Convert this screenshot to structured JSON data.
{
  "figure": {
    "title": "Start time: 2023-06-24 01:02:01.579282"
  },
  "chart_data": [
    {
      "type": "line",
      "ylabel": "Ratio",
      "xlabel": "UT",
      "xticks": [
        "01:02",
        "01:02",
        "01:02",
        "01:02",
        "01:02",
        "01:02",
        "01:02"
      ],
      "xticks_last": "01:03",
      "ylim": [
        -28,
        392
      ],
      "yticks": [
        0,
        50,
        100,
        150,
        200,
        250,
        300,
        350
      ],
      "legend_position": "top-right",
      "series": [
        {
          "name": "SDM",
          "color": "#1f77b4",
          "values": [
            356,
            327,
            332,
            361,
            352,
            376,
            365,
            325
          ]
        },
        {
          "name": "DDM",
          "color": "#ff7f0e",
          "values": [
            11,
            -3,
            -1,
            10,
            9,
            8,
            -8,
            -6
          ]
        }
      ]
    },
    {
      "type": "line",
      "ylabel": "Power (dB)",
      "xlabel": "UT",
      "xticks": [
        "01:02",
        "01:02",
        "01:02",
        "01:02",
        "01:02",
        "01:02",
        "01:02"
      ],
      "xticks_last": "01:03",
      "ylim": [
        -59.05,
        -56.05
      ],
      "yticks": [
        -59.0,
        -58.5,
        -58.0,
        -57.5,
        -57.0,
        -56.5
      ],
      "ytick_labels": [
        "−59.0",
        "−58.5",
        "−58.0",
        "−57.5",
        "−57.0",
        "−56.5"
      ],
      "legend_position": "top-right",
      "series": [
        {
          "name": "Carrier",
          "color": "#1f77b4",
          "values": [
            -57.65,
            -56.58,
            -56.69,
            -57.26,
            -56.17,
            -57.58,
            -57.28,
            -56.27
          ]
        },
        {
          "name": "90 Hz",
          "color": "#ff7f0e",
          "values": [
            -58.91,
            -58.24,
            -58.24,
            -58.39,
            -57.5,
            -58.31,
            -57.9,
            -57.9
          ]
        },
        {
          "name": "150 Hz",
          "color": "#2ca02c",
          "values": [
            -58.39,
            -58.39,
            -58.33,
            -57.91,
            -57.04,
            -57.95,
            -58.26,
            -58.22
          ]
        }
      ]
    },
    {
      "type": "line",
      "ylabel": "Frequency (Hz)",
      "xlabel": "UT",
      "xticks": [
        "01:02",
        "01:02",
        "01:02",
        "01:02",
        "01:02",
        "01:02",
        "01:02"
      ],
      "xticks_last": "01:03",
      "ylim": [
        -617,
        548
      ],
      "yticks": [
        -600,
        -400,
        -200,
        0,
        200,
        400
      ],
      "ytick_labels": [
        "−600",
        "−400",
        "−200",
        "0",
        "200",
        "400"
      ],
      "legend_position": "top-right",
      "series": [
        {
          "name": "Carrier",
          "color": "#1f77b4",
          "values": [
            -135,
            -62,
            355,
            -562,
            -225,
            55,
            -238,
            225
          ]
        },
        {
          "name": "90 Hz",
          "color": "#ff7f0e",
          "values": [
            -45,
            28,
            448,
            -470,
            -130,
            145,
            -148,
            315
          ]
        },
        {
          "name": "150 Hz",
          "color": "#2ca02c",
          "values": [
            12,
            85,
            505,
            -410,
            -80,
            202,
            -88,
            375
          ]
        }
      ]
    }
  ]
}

^^^^

• The task
Nothing should be changed: write out all of the data as is.

• Solution for this problem
Convert this screenshot to structured JSON data.
{
  "figure": {
    "title": "Start time: 2023-06-24 01:02:01.579282"
  },
  "chart_data": [
    {
      "type": "line",
      "ylabel": "Ratio",
      "xlabel": "UT",
      "xticks": [
        "01:02",
        "01:02",
        "01:02",
        "01:02",
        "01:02",
        "01:02",
        "01:02"
      ],
      "xticks_last": "01:03",
      "ylim": [
        -28,
        392
      ],
      "yticks": [
        0,
        50,
        100,
        150,
        200,
        250,
        300,
        350
      ],
      "legend_position": "top-right",
      "series": [
        {
          "name": "SDM",
          "color": "#1f77b4",
          "values": [
            356,
            327,
            332,
            361,
            352,
            376,
            365,
            325
          ]
        },
        {
          "name": "DDM",
          "color": "#ff7f0e",
          "values": [
            11,
            -3,
            -1,
            10,
            9,
            8,
            -8,
            -6
          ]
        }
      ]
    },
    {
      "type": "line",
      "ylabel": "Power (dB)",
      "xlabel": "UT",
      "xticks": [
        "01:02",
        "01:02",
        "01:02",
        "01:02",
        "01:02",
        "01:02",
        "01:02"
      ],
      "xticks_last": "01:03",
      "ylim": [
        -59.05,
        -56.05
      ],
      "yticks": [
        -59.0,
        -58.5,
        -58.0,
        -57.5,
        -57.0,
        -56.5
      ],
      "ytick_labels": [
        "−59.0",
        "−58.5",
        "−58.0",
        "−57.5",
        "−57.0",
        "−56.5"
      ],
      "legend_position": "top-right",
      "series": [
        {
          "name": "Carrier",
          "color": "#1f77b4",
          "values": [
            -57.65,
            -56.58,
            -56.69,
            -57.26,
            -56.17,
            -57.58,
            -57.28,
            -56.27
          ]
        },
        {
          "name": "90 Hz",
          "color": "#ff7f0e",
          "values": [
            -58.91,
            -58.24,
            -58.24,
            -58.39,
            -57.5,
            -58.31,
            -57.9,
            -57.9
          ]
        },
        {
          "name": "150 Hz",
          "color": "#2ca02c",
          "values": [
            -58.39,
            -58.39,
            -58.33,
            -57.91,
            -57.04,
            -57.95,
            -58.26,
            -58.22
          ]
        }
      ]
    },
    {
      "type": "line",
      "ylabel": "Frequency (Hz)",
      "xlabel": "UT",
      "xticks": [
        "01:02",
        "01:02",
        "01:02",
        "01:02",
        "01:02",
        "01:02",
        "01:02"
      ],
      "xticks_last": "01:03",
      "ylim": [
        -617,
        548
      ],
      "yticks": [
        -600,
        -400,
        -200,
        0,
        200,
        400
      ],
      "ytick_labels": [
        "−600",
        "−400",
        "−200",
        "0",
        "200",
        "400"
      ],
      "legend_position": "top-right",
      "series": [
        {
          "name": "Carrier",
          "color": "#1f77b4",
          "values": [
            -135,
            -62,
            355,
            -562,
            -225,
            55,
            -238,
            225
          ]
        },
        {
          "name": "90 Hz",
          "color": "#ff7f0e",
          "values": [
            -45,
            28,
            448,
            -470,
            -130,
            145,
            -148,
            315
          ]
        },
        {
          "name": "150 Hz",
          "color": "#2ca02c",
          "values": [
            12,
            85,
            505,
            -410,
            -80,
            202,
            -88,
            375
          ]
        }
      ]
    }
  ]
}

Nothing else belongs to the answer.